> [GIVEN REQUEST]:
Locate every line below that contains the word "físico" and copy it.

__________________________________________________

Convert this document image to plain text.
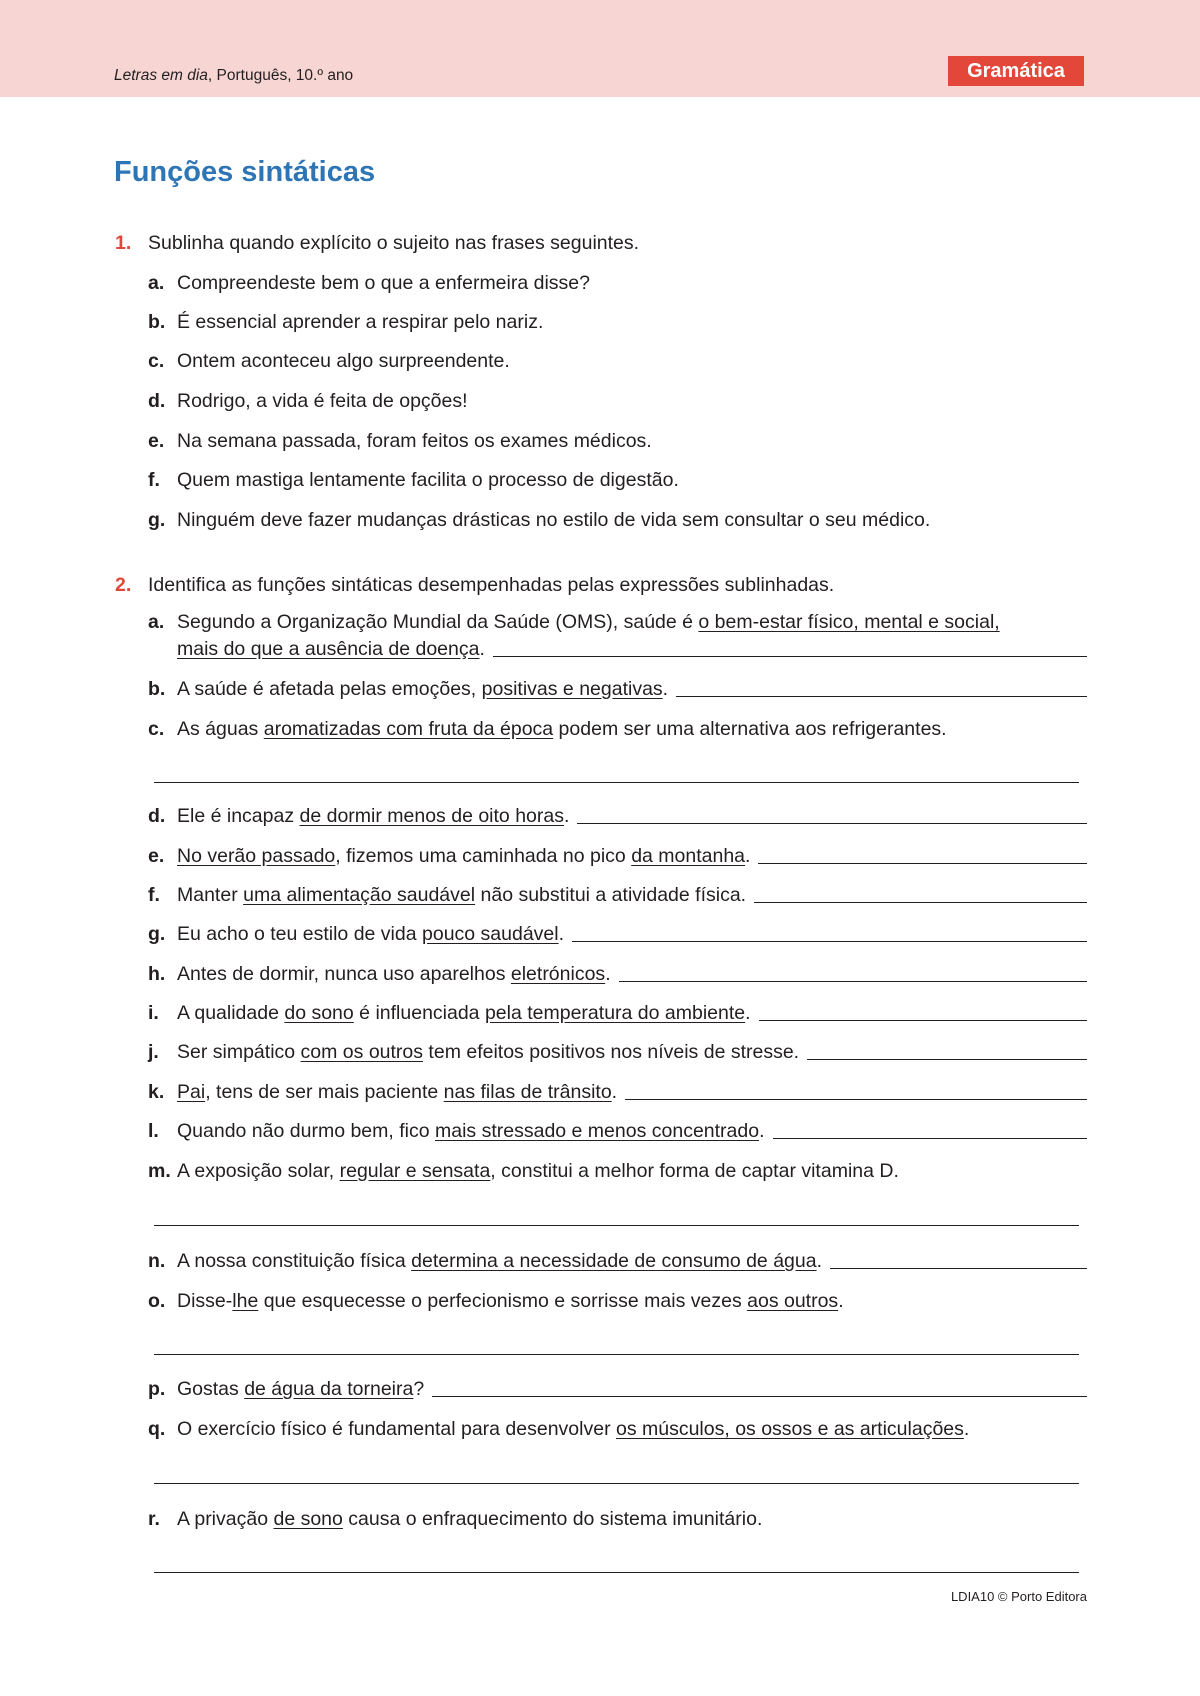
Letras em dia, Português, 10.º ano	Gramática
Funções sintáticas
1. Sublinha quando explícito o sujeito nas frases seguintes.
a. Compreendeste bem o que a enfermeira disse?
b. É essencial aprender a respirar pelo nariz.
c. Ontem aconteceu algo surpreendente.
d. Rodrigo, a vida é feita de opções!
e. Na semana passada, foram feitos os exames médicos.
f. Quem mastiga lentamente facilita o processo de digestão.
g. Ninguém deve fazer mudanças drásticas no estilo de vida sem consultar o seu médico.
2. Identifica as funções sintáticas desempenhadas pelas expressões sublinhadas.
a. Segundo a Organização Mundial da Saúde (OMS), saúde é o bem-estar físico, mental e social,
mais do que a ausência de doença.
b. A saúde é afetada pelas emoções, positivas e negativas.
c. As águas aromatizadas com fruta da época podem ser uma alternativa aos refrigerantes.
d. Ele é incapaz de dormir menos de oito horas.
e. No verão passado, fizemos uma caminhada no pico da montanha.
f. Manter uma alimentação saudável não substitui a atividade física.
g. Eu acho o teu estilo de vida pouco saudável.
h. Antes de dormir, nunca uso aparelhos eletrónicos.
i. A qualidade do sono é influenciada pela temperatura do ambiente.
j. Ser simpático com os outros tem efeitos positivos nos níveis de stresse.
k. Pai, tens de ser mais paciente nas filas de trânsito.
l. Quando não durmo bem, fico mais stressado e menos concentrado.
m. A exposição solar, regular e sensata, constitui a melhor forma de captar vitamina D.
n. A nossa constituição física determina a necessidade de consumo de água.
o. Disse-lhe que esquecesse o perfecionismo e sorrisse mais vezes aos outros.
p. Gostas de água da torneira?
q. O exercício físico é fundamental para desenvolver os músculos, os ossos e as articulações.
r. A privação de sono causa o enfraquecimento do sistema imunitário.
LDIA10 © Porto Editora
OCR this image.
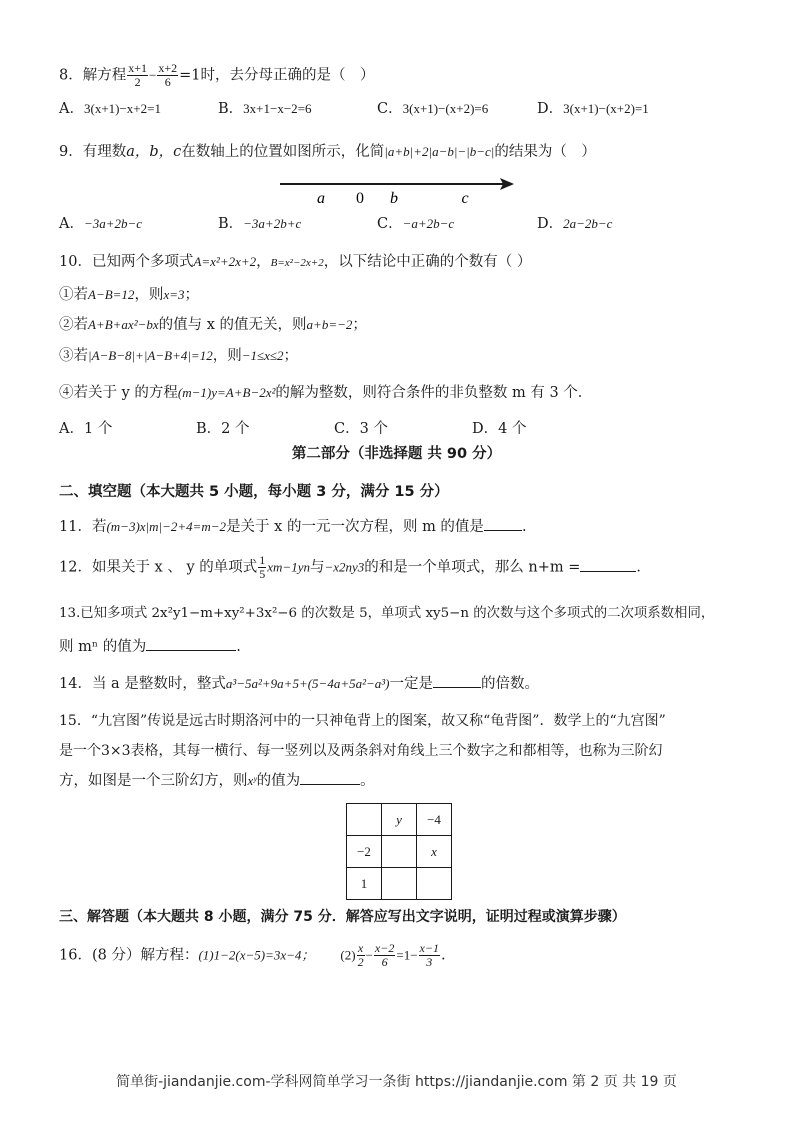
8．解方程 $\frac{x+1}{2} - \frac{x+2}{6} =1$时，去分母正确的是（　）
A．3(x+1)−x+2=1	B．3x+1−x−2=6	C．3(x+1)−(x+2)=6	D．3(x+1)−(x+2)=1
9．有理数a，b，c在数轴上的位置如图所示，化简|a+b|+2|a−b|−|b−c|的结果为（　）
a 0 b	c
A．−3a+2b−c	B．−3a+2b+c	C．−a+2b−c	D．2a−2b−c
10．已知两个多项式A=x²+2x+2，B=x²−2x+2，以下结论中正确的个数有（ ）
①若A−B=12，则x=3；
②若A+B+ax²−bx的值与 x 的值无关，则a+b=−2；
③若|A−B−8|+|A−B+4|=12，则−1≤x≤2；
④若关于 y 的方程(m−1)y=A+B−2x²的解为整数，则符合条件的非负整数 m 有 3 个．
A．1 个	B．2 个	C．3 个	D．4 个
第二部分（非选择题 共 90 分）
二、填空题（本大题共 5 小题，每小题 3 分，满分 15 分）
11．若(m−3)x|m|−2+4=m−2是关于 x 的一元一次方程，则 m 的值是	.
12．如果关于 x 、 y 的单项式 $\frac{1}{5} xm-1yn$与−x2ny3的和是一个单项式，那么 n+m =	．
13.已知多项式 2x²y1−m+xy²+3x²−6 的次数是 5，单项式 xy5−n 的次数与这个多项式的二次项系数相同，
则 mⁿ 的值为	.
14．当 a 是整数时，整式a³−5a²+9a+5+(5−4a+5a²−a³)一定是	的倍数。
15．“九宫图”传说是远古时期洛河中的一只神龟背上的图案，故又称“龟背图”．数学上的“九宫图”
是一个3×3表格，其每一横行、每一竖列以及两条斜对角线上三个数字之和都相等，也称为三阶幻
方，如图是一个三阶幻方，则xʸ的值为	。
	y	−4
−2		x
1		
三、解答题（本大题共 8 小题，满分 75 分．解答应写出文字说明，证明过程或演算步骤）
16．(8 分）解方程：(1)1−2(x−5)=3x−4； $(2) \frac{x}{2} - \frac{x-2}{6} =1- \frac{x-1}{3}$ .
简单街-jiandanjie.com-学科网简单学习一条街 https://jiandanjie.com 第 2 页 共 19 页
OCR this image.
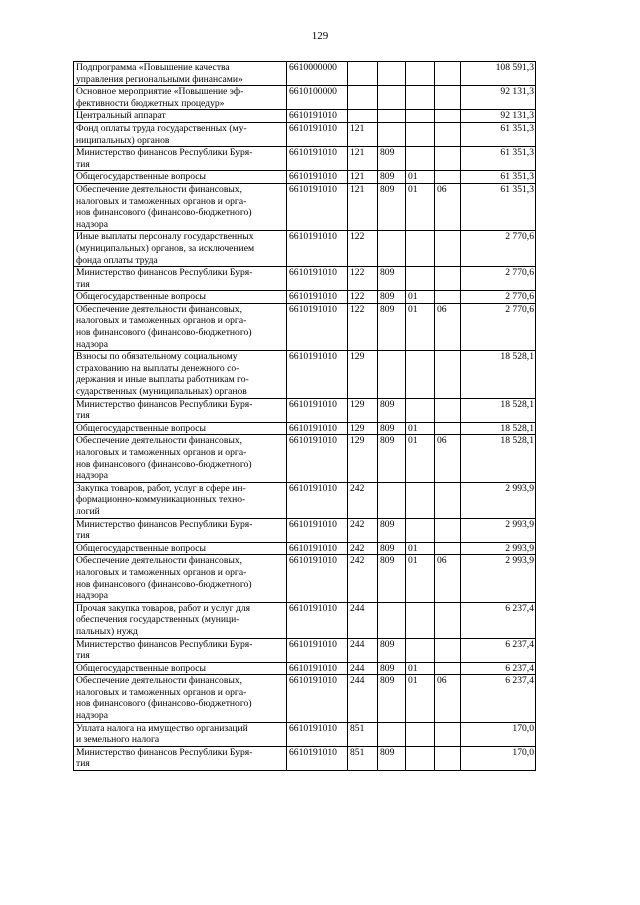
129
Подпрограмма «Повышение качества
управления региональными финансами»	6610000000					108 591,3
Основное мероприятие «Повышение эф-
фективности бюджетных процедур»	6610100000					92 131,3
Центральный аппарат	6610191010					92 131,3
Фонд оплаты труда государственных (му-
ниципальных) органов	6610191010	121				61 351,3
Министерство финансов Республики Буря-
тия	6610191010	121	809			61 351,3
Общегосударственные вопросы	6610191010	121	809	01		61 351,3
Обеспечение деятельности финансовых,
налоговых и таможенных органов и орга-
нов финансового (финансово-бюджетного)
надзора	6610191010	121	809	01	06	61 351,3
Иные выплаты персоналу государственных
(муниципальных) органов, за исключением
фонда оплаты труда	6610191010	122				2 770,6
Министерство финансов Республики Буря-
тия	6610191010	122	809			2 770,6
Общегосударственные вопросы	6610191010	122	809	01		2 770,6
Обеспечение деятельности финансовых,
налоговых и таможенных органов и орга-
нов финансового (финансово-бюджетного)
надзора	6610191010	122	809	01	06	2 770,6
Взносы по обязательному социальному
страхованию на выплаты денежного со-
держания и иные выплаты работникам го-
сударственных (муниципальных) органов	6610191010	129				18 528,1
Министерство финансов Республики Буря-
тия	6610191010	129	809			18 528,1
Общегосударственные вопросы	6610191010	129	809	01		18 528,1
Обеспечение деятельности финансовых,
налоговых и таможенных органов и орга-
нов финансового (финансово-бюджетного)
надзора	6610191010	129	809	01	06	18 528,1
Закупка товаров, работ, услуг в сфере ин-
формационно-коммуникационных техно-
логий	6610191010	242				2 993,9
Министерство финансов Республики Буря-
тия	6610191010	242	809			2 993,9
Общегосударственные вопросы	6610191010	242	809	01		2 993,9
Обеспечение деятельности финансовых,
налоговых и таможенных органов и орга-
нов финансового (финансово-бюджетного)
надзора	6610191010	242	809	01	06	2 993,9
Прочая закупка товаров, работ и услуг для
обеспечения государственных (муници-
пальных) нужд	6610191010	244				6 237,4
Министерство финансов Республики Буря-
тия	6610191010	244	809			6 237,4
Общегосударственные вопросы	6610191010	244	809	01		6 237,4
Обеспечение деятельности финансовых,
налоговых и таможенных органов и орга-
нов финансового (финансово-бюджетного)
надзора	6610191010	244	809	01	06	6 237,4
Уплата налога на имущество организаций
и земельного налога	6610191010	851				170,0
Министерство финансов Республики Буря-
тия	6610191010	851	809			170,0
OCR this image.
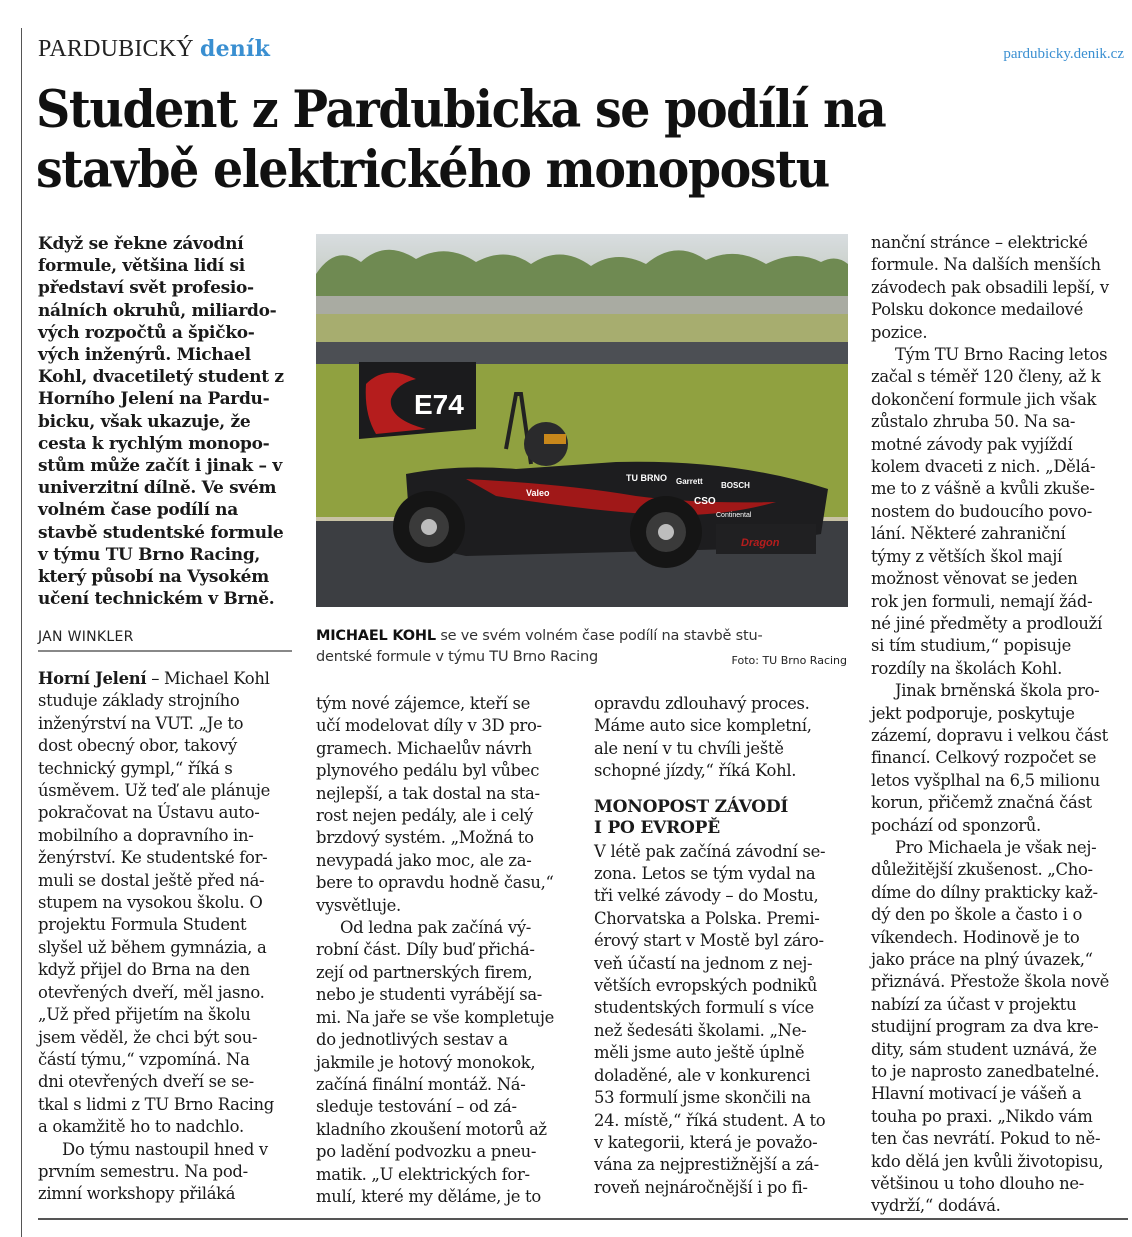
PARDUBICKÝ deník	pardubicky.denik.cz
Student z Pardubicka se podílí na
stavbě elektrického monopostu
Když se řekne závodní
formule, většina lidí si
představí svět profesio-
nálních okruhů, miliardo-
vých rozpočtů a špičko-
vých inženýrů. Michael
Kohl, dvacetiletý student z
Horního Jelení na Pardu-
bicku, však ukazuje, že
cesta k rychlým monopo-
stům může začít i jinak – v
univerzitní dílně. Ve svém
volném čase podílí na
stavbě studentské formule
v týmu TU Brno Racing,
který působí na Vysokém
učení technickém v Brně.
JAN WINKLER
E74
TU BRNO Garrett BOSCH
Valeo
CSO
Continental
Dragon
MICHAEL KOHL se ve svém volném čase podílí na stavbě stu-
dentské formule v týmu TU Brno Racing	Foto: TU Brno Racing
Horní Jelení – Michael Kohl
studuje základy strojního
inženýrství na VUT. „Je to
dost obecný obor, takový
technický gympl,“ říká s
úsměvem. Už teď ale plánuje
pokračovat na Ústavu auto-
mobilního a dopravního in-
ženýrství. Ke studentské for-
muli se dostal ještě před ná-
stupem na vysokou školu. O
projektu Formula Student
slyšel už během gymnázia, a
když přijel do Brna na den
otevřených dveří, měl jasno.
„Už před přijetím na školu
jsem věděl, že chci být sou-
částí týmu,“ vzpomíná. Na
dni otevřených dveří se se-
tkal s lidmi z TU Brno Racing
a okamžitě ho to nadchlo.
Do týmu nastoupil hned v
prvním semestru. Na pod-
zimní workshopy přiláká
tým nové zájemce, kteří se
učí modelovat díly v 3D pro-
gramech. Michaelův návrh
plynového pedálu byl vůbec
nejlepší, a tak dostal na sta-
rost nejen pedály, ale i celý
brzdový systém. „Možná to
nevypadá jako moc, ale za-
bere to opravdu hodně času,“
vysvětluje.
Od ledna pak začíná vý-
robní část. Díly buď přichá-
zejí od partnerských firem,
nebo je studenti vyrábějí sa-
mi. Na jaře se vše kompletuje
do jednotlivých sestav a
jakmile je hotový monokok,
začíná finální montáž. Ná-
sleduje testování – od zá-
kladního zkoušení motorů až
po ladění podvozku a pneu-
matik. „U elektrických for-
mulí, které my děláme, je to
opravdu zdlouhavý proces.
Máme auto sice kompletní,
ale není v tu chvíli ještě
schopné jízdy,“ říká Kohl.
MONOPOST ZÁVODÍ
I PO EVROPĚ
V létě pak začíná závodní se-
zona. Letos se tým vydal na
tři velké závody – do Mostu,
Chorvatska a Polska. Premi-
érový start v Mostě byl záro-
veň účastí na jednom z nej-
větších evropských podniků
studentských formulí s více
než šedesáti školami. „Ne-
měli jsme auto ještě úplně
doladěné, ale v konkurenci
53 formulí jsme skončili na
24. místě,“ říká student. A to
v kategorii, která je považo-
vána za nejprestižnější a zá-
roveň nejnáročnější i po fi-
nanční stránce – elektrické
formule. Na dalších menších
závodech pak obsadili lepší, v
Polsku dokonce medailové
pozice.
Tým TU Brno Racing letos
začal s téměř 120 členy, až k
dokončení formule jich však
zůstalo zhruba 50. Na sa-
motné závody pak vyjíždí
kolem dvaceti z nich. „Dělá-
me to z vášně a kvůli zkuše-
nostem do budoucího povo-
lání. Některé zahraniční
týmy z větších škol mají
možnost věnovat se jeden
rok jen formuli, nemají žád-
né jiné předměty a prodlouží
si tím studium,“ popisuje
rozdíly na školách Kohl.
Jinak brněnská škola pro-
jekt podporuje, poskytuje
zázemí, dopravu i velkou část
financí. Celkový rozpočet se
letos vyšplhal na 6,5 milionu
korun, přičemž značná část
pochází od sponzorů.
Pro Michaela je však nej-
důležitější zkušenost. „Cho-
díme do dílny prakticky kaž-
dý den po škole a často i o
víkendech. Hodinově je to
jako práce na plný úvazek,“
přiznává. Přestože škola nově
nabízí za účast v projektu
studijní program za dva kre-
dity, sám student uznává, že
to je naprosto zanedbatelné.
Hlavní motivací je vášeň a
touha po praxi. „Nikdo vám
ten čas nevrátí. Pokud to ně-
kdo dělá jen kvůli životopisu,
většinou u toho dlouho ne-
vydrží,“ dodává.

__________________________________________________

> [SOLUTION BELOW]:
a. Segundo a Organização Mundial da Saúde (OMS), saúde é o bem-estar físico, mental e social,
q. O exercício físico é fundamental para desenvolver os músculos, os ossos e as articulações.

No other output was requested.